-- What to work on --
Please copy every line of the records below that holds the word "this".

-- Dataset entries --
>> start
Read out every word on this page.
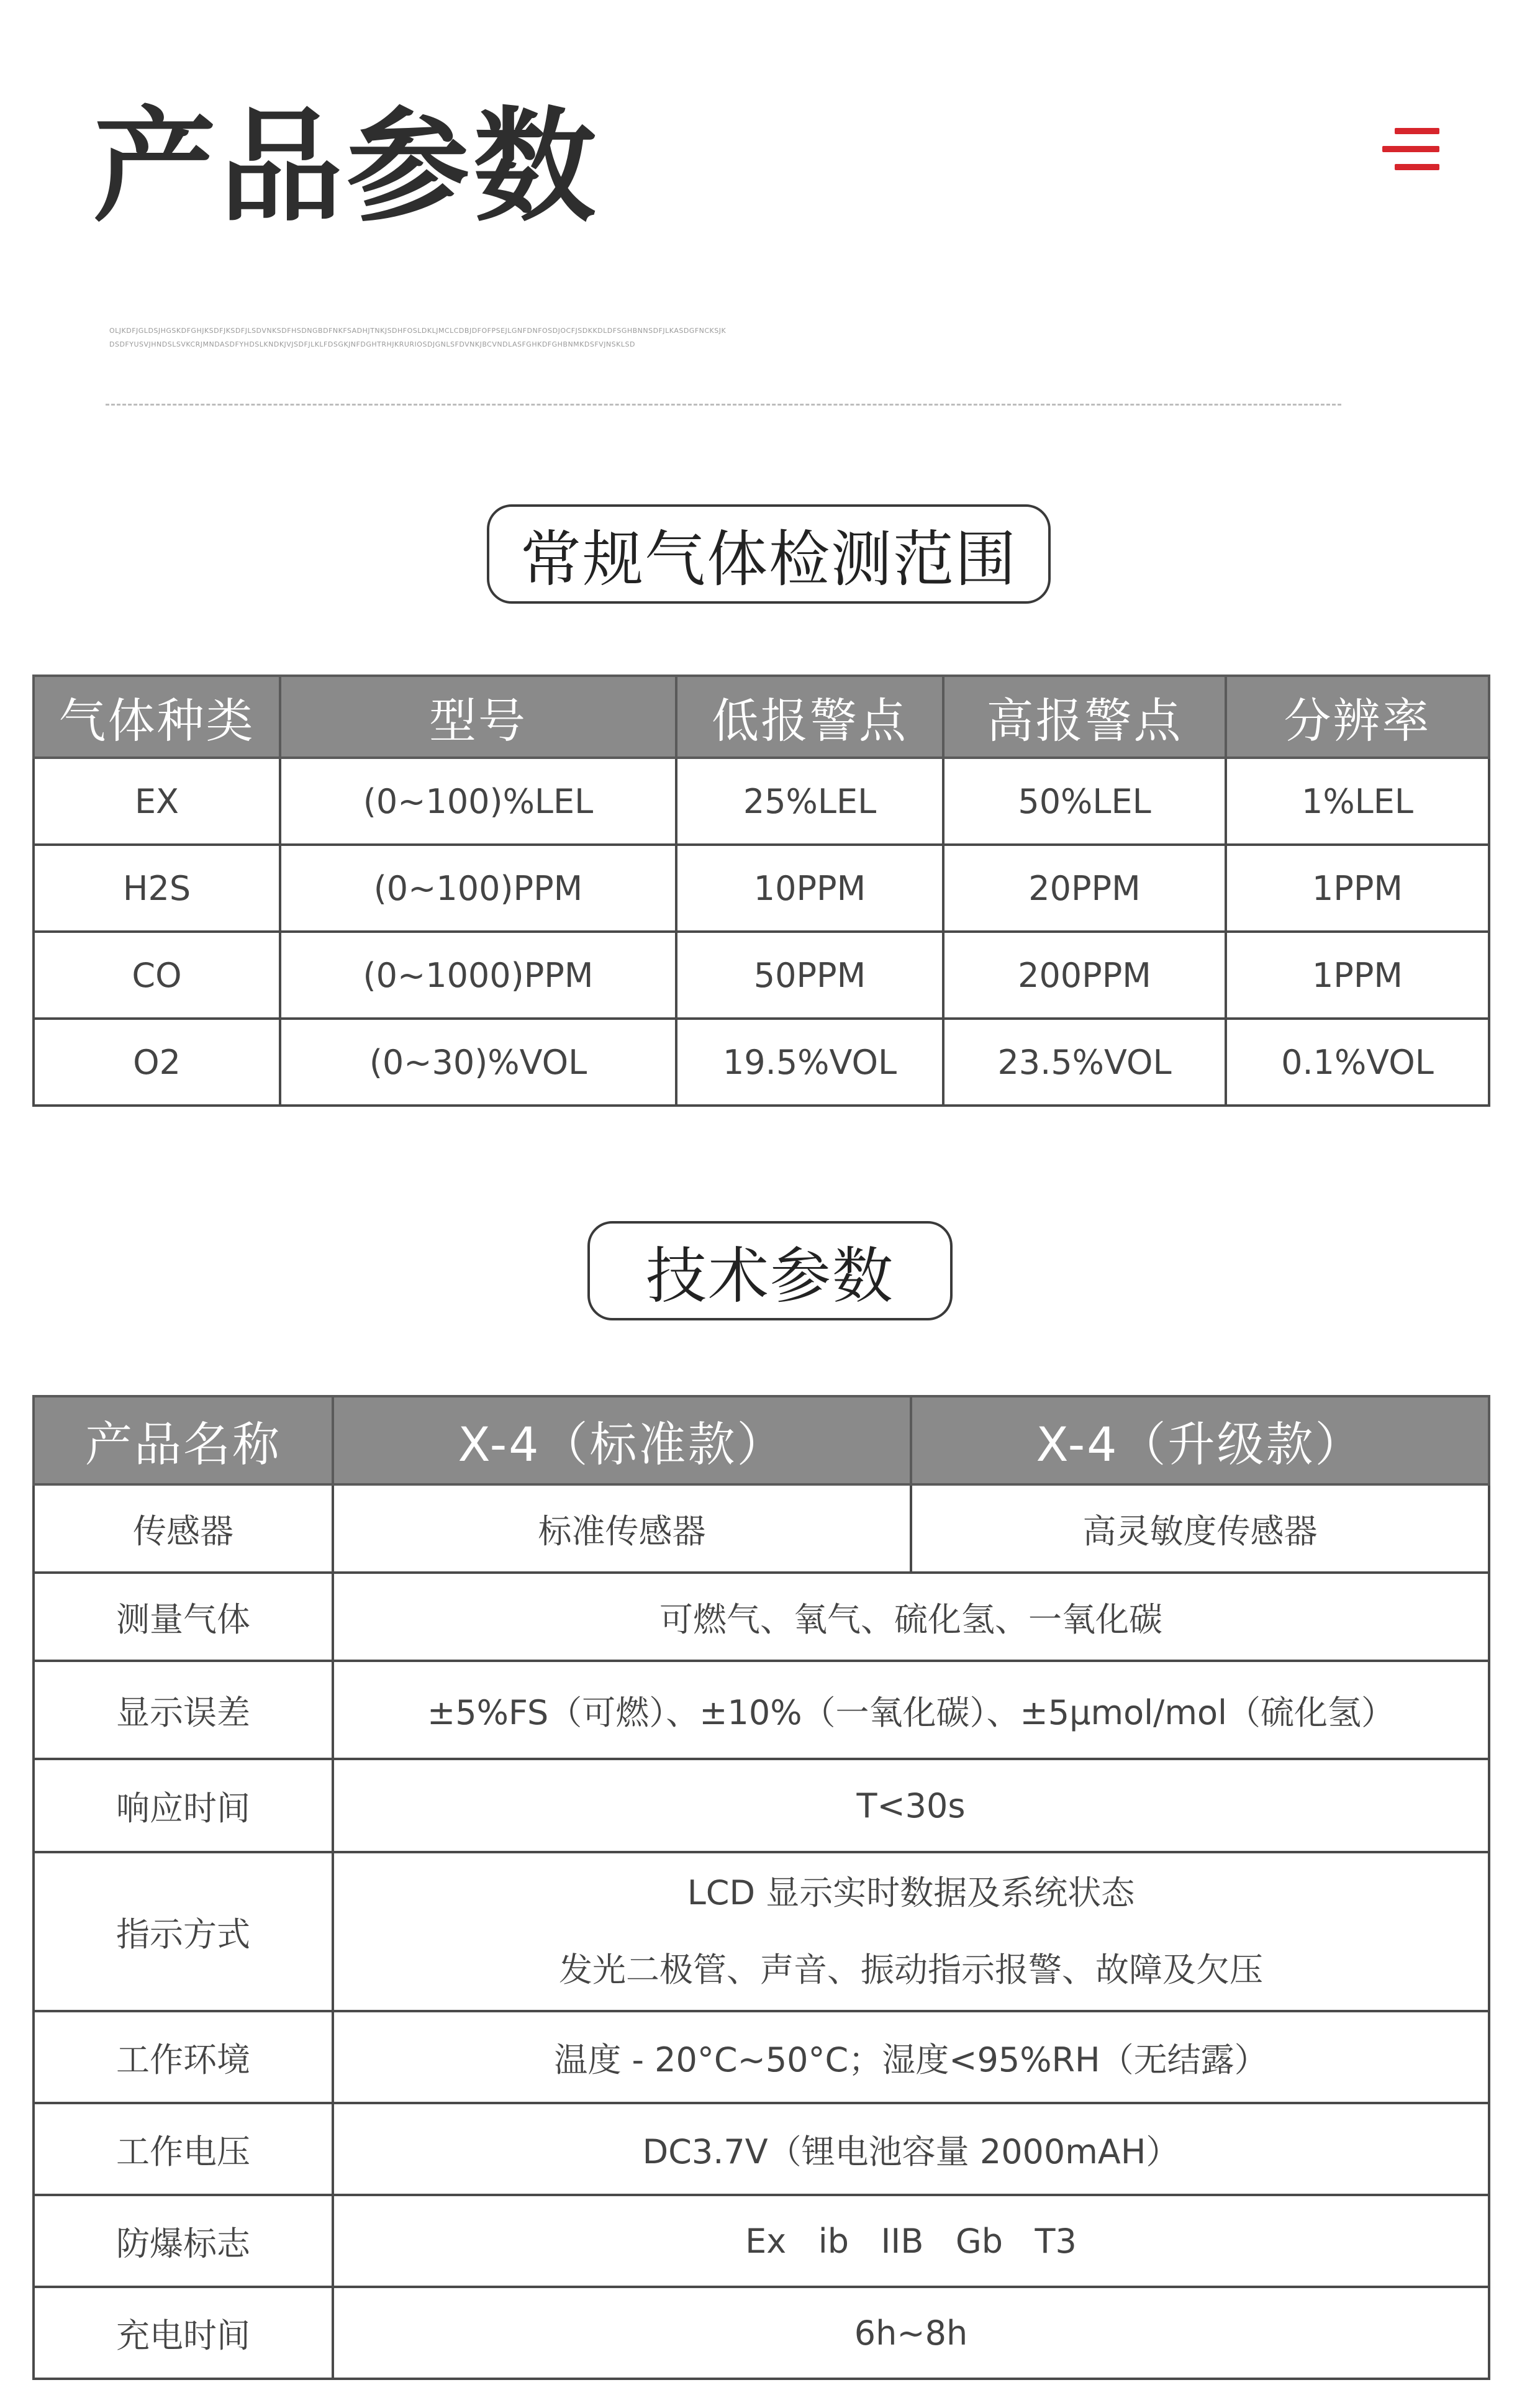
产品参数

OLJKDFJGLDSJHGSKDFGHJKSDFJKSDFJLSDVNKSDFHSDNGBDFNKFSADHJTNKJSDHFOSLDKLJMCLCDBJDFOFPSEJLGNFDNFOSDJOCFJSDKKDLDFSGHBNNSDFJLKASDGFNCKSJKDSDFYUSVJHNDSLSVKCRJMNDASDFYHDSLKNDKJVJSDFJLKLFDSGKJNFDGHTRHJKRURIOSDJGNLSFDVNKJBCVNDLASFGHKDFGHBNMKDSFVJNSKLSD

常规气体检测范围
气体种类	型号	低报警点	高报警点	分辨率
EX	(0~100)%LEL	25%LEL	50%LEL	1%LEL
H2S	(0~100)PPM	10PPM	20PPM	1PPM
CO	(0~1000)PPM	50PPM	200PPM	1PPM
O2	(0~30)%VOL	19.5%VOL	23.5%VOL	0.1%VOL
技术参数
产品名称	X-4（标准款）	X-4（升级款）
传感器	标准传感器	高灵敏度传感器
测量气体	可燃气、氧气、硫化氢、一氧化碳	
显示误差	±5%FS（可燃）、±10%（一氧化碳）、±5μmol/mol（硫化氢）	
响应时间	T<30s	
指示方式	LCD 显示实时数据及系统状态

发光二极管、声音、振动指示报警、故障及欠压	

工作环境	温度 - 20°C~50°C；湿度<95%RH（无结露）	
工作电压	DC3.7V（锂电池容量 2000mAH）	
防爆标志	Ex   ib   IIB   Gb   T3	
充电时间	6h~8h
>> end
>> start
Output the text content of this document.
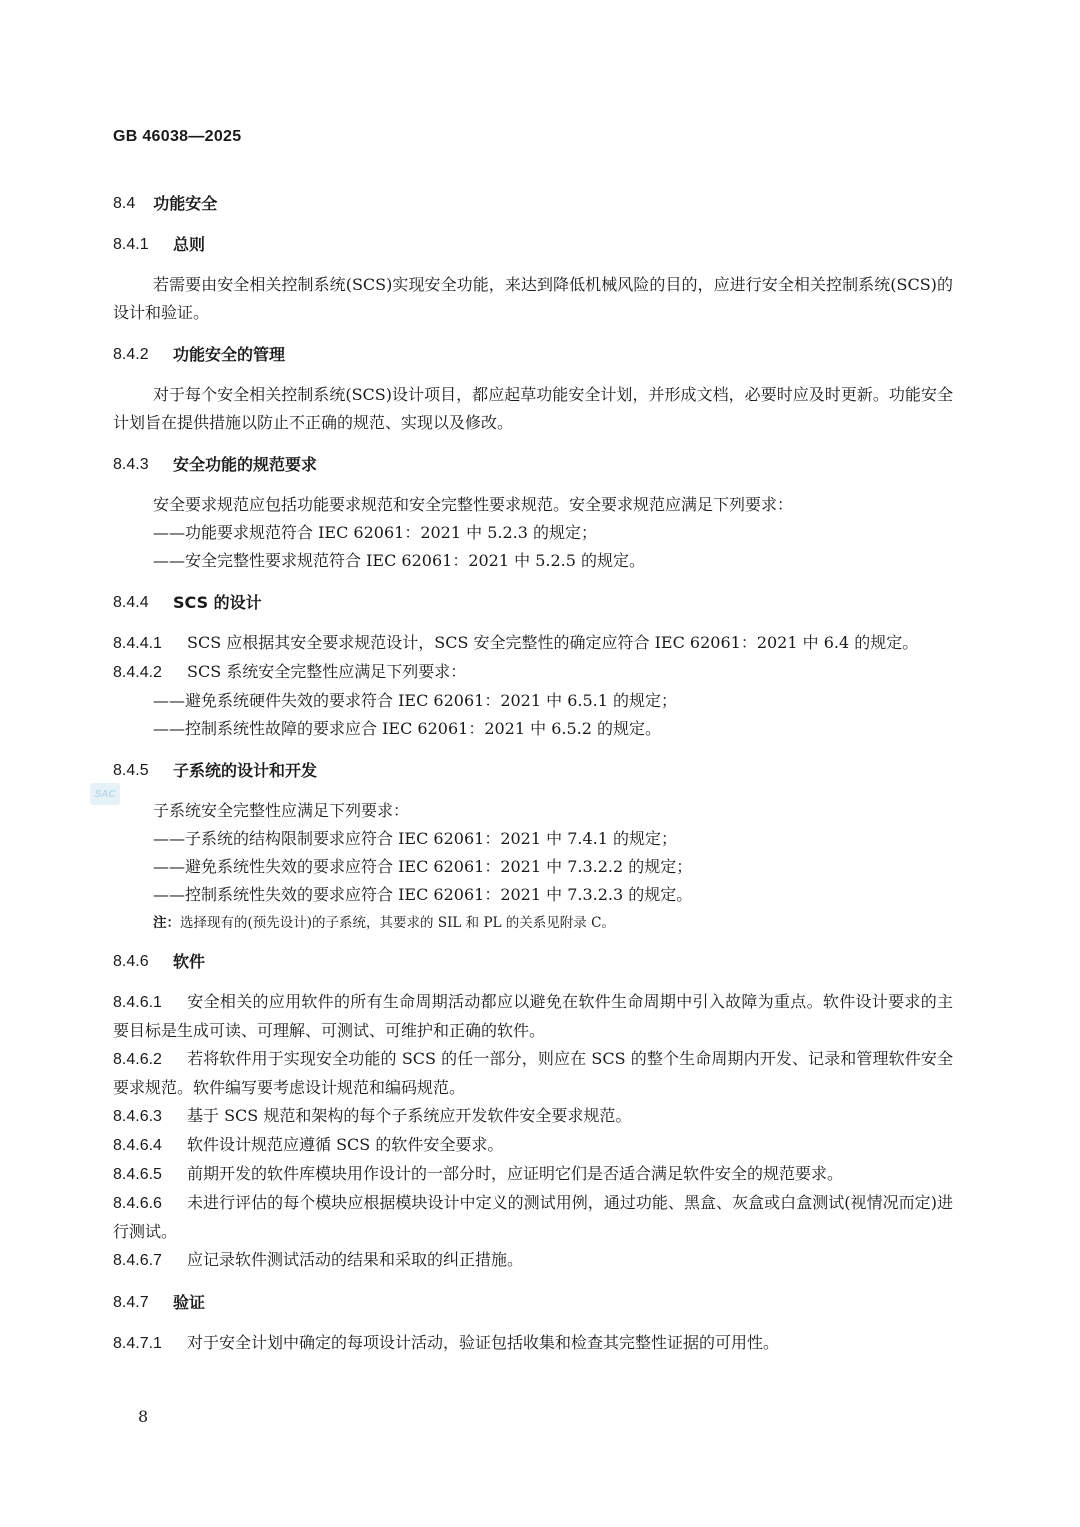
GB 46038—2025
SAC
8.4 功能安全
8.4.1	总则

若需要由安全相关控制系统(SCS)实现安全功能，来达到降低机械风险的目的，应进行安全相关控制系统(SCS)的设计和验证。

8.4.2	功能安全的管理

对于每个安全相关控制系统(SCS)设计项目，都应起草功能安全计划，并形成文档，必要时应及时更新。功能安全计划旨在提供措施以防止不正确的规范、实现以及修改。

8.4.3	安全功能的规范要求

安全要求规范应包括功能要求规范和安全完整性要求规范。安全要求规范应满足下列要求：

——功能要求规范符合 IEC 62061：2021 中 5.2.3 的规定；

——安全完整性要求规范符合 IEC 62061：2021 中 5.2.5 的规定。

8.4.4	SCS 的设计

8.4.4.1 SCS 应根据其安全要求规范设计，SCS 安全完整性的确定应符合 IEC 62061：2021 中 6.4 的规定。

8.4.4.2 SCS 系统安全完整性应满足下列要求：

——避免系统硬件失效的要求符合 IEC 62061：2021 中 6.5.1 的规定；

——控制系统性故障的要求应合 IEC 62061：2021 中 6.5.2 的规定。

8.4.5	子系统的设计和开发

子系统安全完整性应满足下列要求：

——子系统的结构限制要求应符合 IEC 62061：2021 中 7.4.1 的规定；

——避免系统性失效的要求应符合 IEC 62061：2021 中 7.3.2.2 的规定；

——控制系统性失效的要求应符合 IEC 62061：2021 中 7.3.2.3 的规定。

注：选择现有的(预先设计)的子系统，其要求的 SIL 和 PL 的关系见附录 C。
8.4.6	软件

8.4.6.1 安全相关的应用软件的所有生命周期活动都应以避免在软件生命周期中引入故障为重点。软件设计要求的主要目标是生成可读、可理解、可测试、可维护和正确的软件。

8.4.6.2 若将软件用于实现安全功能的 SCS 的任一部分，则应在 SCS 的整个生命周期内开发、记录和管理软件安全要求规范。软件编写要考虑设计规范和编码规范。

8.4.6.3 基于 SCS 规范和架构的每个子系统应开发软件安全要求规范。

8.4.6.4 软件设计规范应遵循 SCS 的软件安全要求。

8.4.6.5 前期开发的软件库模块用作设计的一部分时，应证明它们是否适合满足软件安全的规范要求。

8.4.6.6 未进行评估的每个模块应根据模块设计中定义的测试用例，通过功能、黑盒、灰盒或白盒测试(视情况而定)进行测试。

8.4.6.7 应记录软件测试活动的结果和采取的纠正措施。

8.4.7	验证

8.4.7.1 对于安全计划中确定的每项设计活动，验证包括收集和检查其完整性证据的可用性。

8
>> end
-- Result --
Read out every word on this page.
Output the text content of this document.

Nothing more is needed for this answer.